ЗАДАНИЕ
Перескажите короче, в виде списка, абзац фрагмента текста ниже, который начинается словами «Р. S. Поклонитесь от меня». Основные сведения нужно сохранить.

ФРАГМЕНТ ТЕКСТА
• • • • • • •

Погода у нас здесь стоит чрезвычайно ясная и холодная. Говорят, в Венеции
выпал сильный снег, и лагуны замерзли. Боятся, как бы в карнавал не пошли
дожди. Здоровье мое если не хорошо, то по крайней мере удовлетворительно.
Мучений нет, а уж ormalais'a (недомогания (франц.), я и не надеюсь отделаться.
Ждите двух больших пакетов через несколько дней. Да непременно
вышлите сюда «Атеней». Если увидите Д. Колбасина, напомните ему, что я жду
от него ответа на некоторые мои запросы. Пишите мне пока в Рим, poste restante.
Я отсюда окончательно выезжаю только 1(13) марта. Жму вам дружески руку и
остаюсь И. Т.
Р. S. Поклонитесь от меня кн. Вязем. да сходите наконец к графине Ламберт
и попросите ее написать мне свое мнение об «Асе», — нужды нет, выгодное или
невыгодное».

• • • • • • •

ФРАГМЕНТЫ ЗАПИСЕЙ
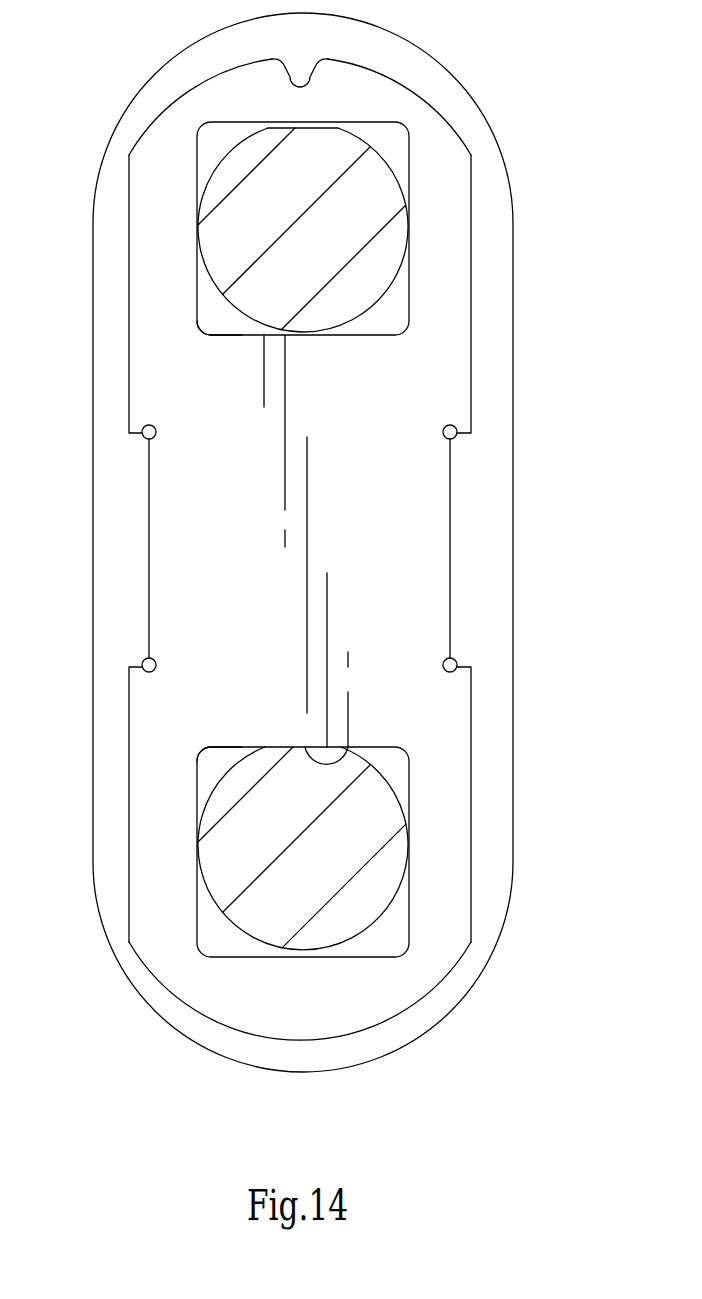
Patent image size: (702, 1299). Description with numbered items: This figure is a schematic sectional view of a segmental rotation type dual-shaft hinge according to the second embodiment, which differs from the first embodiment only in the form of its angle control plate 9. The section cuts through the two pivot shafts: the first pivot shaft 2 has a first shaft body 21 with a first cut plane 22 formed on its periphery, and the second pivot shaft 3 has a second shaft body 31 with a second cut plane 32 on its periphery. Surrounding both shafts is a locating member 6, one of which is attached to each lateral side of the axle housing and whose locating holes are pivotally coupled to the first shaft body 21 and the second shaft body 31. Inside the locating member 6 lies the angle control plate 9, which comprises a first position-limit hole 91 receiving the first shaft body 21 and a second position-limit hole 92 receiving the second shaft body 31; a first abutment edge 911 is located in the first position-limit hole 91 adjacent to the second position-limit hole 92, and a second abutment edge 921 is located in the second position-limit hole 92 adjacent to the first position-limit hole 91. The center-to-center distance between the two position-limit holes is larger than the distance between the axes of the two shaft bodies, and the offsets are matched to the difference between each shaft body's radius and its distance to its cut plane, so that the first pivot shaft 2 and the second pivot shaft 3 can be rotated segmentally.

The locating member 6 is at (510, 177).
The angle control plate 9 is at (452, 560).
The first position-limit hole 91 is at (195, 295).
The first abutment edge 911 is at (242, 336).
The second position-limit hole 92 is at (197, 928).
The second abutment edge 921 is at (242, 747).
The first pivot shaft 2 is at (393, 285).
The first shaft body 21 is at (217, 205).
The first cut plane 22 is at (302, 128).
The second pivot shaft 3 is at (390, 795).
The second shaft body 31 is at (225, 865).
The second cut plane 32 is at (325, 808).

• • • • • • •

ОТВЕТ НА ЗАДАНИЕ
- Передать поклон кн. Вязем.
- Наконец сходить к графине Ламберт.
- Попросить графиню письменно сообщить своё мнение об «Асе», выгодное или невыгодное.